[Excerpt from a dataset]
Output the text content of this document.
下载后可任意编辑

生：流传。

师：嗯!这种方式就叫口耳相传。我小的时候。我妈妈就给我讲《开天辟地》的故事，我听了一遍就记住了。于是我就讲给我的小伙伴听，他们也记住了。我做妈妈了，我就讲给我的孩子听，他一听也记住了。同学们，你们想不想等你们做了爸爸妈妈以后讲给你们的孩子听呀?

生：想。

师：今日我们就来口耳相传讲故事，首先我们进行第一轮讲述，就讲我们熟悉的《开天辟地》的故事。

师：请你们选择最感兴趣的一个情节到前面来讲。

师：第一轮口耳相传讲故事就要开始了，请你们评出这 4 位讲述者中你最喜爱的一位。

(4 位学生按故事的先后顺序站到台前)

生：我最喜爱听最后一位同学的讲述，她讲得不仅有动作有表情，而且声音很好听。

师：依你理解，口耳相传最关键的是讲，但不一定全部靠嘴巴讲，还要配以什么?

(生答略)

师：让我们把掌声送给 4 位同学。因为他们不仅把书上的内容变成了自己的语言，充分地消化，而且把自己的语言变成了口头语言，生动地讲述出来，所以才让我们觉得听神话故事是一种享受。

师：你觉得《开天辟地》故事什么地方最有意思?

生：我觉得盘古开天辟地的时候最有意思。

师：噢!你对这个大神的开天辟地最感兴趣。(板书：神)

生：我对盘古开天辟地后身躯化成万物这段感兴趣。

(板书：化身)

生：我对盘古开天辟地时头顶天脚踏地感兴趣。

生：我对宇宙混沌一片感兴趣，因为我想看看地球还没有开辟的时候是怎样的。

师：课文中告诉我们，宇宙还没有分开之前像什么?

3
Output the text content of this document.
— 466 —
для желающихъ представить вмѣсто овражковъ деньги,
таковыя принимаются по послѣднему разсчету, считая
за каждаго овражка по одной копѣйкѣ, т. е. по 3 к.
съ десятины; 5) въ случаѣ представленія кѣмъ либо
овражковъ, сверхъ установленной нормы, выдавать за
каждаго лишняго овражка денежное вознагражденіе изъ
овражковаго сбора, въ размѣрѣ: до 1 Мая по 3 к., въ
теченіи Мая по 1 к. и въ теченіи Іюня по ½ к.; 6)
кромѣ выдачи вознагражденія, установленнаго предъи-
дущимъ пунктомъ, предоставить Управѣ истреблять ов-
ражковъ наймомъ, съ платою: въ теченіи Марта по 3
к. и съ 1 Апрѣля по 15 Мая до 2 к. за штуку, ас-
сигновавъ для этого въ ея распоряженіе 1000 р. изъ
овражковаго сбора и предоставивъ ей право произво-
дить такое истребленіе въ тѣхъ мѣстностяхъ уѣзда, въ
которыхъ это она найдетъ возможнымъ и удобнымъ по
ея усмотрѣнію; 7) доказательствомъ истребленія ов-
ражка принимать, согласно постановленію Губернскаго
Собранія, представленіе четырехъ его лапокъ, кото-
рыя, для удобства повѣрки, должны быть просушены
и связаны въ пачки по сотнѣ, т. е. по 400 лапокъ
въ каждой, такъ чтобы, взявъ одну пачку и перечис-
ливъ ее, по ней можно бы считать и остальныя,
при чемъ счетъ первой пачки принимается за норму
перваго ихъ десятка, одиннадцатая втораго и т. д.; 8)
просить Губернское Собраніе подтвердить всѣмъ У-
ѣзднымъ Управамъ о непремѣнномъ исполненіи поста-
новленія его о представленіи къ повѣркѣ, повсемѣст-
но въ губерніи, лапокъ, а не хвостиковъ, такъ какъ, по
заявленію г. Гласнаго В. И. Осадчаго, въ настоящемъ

--

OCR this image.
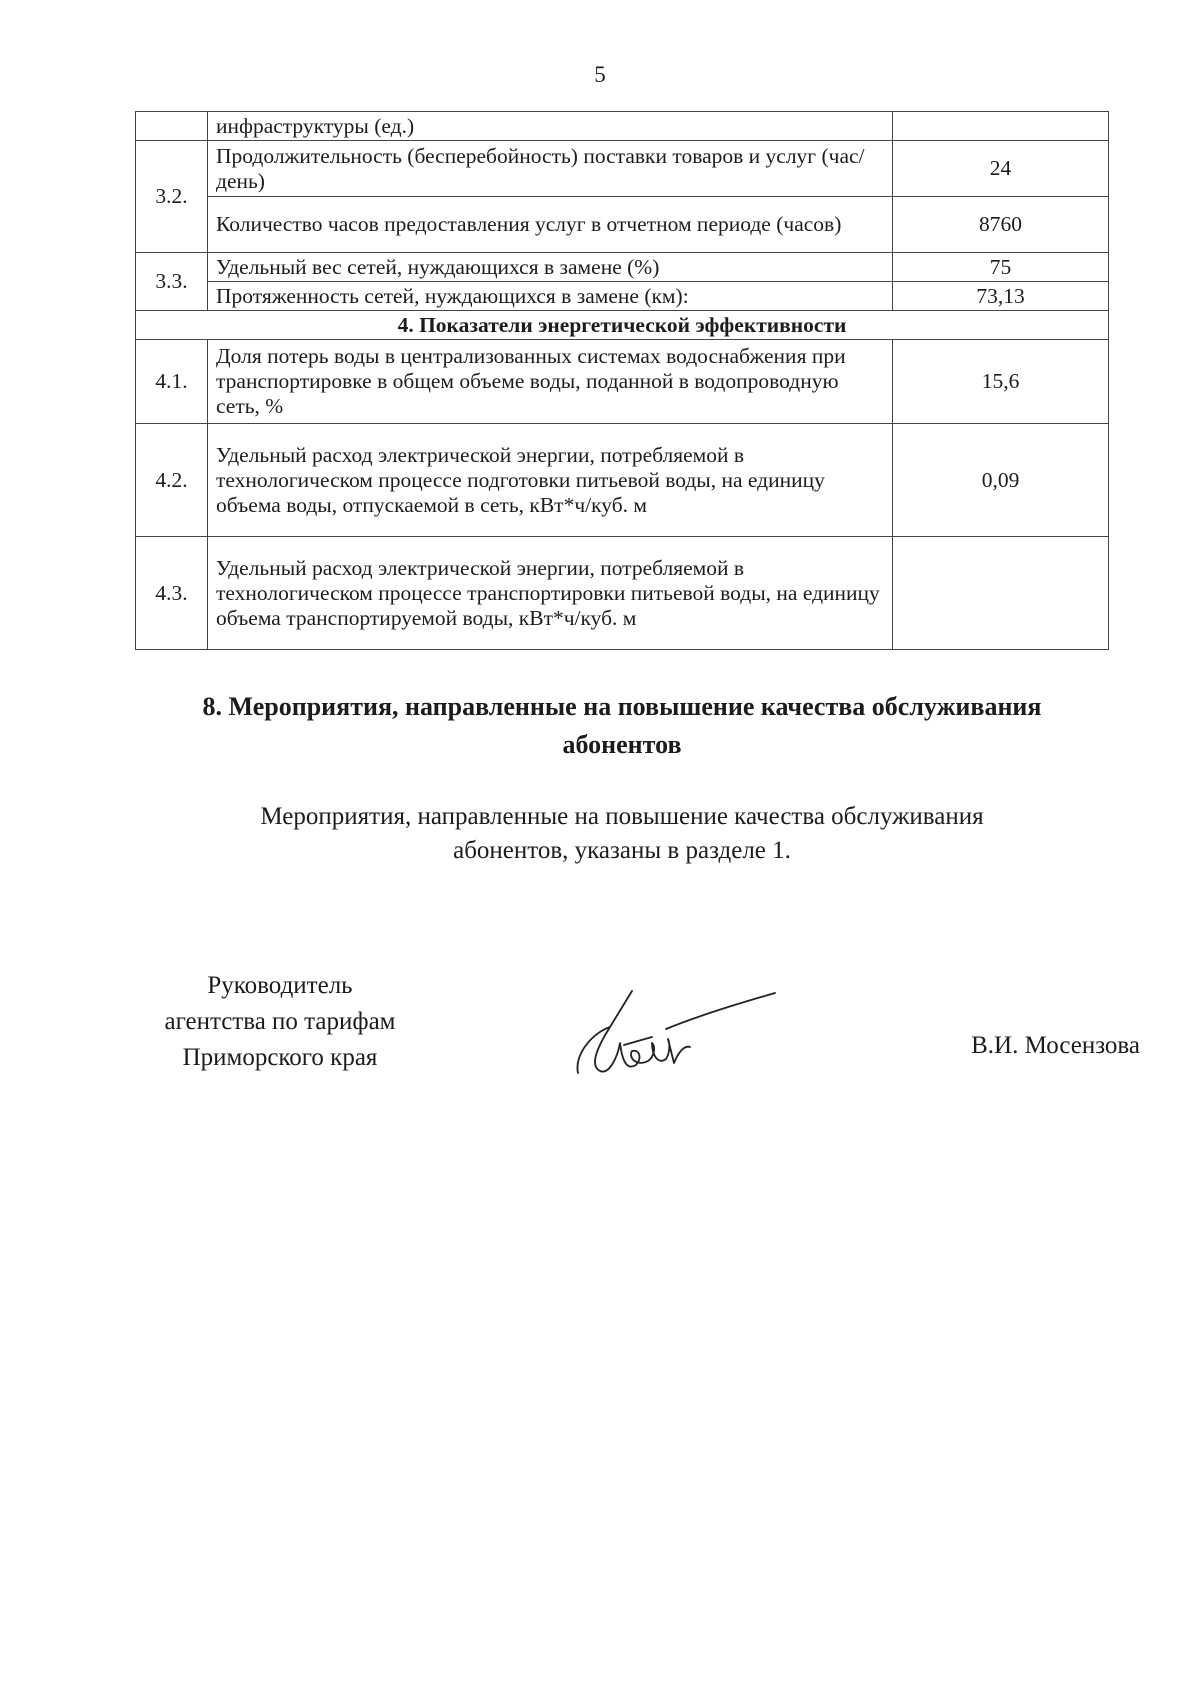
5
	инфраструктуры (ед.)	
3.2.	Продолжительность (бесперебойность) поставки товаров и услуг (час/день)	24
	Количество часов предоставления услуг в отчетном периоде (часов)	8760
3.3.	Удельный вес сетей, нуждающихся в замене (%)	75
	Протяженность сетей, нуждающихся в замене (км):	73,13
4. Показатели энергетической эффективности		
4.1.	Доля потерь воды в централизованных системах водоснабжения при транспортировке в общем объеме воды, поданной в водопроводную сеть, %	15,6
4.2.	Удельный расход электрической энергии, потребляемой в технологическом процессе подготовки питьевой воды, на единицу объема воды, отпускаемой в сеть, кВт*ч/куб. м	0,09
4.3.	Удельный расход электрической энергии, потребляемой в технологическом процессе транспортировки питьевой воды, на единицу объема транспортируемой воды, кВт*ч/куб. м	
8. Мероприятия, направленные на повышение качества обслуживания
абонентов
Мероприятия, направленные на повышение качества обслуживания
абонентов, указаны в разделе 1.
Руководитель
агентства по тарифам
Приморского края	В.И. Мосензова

Problem to work on →
Read the data above. Pull out each line in which the string "овражка" appears.

Worked answer →
за каждаго овражка по одной копѣйкѣ, т. е. по 3 к.
каждаго лишняго овражка денежное вознагражденіе изъ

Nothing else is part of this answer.